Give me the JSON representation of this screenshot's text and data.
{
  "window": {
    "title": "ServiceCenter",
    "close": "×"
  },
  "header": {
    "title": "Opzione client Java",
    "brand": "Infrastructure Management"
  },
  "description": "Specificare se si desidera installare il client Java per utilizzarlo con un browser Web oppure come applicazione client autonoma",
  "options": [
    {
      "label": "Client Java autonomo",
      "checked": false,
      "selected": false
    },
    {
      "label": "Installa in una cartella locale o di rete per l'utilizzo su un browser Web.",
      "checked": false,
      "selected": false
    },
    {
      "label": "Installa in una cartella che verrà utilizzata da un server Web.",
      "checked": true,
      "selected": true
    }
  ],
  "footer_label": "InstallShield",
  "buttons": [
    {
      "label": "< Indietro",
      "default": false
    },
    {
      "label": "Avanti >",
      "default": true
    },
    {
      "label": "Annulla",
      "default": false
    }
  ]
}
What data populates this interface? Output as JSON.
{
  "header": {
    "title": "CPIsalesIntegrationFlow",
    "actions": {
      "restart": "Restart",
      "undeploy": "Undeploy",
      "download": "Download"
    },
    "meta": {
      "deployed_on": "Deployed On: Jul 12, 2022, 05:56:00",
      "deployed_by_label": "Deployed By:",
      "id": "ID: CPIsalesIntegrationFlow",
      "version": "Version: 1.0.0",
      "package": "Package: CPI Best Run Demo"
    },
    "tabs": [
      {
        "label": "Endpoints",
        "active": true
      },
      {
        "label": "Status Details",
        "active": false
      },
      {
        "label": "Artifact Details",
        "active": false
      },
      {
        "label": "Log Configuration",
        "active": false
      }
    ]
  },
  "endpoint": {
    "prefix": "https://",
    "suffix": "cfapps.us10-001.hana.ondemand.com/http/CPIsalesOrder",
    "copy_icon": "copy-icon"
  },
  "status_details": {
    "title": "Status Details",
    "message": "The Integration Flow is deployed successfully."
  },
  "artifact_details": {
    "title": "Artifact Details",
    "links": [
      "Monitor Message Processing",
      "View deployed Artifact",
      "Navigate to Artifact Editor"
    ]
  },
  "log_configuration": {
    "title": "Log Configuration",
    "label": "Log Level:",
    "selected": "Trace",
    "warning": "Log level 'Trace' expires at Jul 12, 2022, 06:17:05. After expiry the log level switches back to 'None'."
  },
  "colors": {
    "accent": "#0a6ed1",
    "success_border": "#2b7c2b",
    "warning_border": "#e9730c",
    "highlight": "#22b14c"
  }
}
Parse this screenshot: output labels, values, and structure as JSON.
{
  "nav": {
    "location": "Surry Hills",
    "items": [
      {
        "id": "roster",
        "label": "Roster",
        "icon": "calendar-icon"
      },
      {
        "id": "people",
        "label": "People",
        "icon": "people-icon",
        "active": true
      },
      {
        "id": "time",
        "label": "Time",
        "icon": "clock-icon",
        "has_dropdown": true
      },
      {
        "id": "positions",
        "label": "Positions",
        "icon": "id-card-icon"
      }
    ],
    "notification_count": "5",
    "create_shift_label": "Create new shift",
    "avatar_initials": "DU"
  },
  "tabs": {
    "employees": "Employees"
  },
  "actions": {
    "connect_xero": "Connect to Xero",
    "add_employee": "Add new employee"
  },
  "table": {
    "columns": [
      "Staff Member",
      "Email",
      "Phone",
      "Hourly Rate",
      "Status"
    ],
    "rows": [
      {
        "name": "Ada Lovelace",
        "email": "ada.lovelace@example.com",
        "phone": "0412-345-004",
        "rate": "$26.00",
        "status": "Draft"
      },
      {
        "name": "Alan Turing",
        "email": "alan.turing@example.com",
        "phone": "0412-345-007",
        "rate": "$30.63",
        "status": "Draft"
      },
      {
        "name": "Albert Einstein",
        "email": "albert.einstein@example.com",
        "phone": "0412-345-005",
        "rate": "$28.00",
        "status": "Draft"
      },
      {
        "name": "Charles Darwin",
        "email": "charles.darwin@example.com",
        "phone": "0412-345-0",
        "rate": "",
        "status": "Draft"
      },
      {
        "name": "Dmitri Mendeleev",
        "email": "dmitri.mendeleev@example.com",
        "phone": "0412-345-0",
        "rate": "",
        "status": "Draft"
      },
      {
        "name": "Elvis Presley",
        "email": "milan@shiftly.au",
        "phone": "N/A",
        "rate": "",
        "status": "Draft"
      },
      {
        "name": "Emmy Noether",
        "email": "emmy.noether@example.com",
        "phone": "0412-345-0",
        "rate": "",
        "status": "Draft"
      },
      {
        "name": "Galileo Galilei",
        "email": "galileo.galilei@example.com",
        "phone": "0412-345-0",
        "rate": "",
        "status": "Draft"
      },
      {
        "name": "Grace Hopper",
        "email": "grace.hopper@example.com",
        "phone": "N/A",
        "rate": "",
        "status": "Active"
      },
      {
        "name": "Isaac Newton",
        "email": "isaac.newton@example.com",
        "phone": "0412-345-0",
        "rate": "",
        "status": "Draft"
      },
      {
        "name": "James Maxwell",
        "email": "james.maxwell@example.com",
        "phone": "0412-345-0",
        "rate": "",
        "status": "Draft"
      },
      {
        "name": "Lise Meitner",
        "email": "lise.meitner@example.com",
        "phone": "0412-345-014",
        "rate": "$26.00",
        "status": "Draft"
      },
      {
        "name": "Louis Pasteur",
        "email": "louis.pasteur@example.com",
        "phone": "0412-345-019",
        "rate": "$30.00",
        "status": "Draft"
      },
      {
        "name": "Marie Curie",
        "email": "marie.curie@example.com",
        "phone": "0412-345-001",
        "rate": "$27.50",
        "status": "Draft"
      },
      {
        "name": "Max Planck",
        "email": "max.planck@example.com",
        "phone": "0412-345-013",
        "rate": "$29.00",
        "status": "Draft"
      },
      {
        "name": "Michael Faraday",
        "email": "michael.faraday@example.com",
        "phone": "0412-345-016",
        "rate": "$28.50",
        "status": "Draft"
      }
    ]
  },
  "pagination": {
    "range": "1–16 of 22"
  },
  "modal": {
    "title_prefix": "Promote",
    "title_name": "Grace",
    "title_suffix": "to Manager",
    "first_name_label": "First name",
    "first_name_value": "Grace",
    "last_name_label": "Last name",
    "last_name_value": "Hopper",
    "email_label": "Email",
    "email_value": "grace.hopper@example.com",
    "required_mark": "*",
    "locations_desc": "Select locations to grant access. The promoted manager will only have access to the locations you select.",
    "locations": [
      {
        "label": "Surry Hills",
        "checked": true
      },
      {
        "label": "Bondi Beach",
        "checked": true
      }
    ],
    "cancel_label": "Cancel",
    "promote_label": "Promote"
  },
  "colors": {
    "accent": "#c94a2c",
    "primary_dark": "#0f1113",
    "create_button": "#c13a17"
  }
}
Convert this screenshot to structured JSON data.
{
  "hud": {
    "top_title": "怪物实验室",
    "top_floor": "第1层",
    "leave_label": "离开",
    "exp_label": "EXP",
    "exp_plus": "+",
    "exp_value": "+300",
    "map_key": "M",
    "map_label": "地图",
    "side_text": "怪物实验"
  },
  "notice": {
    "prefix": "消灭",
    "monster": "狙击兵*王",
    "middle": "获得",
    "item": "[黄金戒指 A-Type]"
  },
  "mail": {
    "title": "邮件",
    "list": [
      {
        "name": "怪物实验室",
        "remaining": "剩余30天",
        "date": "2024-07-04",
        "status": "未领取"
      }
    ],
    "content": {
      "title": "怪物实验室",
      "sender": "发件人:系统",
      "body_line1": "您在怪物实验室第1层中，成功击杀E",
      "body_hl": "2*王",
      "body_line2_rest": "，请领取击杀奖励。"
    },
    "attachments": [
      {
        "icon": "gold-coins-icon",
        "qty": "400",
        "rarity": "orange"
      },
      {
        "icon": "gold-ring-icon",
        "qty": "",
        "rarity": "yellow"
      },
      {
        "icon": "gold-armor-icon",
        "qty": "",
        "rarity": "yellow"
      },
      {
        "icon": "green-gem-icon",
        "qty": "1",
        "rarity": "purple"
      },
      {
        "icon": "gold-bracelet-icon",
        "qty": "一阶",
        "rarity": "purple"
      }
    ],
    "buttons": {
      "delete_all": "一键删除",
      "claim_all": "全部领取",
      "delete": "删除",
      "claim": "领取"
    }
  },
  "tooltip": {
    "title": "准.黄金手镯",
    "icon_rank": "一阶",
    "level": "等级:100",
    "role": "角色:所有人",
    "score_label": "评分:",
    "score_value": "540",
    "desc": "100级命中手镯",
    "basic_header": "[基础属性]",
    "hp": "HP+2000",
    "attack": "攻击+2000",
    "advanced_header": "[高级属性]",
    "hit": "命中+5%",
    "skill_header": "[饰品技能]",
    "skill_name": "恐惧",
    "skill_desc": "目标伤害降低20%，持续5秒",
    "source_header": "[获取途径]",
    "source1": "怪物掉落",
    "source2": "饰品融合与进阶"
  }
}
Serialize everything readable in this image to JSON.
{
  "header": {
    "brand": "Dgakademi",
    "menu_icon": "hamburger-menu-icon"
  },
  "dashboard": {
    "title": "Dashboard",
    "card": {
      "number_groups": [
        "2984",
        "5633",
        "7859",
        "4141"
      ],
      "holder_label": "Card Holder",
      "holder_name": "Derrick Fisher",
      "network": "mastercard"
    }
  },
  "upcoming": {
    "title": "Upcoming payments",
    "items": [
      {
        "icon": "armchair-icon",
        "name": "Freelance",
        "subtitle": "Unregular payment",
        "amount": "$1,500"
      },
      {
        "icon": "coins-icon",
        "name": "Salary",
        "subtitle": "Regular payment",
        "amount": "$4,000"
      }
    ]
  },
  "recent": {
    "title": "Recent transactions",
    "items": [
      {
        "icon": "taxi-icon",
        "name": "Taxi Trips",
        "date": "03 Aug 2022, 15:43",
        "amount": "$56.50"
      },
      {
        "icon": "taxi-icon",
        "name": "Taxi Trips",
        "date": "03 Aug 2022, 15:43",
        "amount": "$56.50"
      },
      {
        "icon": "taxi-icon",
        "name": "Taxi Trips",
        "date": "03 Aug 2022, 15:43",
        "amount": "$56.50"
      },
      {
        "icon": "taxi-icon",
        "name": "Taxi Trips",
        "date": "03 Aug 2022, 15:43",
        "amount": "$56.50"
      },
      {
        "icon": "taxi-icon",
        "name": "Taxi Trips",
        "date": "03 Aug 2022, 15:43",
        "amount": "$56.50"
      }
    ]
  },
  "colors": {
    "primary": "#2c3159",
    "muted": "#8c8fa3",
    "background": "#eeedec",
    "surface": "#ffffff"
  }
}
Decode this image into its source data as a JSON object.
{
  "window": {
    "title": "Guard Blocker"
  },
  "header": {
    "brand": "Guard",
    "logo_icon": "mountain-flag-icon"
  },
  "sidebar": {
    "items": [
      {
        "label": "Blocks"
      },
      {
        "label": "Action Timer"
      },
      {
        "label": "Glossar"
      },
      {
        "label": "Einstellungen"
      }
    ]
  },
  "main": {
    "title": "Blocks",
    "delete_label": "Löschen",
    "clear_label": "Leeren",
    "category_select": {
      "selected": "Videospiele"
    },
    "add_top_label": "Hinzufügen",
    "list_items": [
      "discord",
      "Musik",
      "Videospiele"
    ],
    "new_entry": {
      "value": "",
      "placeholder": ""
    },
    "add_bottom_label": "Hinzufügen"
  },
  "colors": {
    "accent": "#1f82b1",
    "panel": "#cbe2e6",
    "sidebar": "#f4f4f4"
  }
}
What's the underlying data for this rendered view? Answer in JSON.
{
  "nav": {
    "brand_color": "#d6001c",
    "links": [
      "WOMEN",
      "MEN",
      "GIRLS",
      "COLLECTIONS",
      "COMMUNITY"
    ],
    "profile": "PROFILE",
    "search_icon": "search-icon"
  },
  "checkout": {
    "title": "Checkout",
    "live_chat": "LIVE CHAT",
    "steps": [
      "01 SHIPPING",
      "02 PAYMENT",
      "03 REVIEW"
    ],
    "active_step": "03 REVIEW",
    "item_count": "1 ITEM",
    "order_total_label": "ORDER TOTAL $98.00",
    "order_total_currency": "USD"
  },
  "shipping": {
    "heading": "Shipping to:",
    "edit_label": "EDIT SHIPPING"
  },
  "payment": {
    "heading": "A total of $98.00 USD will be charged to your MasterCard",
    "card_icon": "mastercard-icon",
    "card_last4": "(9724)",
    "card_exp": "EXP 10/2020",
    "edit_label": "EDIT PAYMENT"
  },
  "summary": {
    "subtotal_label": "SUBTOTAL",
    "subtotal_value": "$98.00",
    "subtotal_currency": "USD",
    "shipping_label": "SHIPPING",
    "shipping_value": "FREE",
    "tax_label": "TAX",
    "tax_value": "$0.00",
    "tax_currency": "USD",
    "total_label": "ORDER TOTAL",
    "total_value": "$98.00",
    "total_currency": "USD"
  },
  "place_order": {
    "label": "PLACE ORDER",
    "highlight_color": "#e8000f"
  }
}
-- -- --
## Exercise requirements
Show all lines in the entries above where the word "this" appears.

## Task result
Give me the JSON representation of this screenshot's text and data.
What data populates this interface? Output as JSON.
Parse this screenshot: output labels, values, and structure as JSON.
Convert this screenshot to structured JSON data.
Serialize everything readable in this image to JSON.
Decode this image into its source data as a JSON object.
What's the underlying data for this rendered view? Answer in JSON.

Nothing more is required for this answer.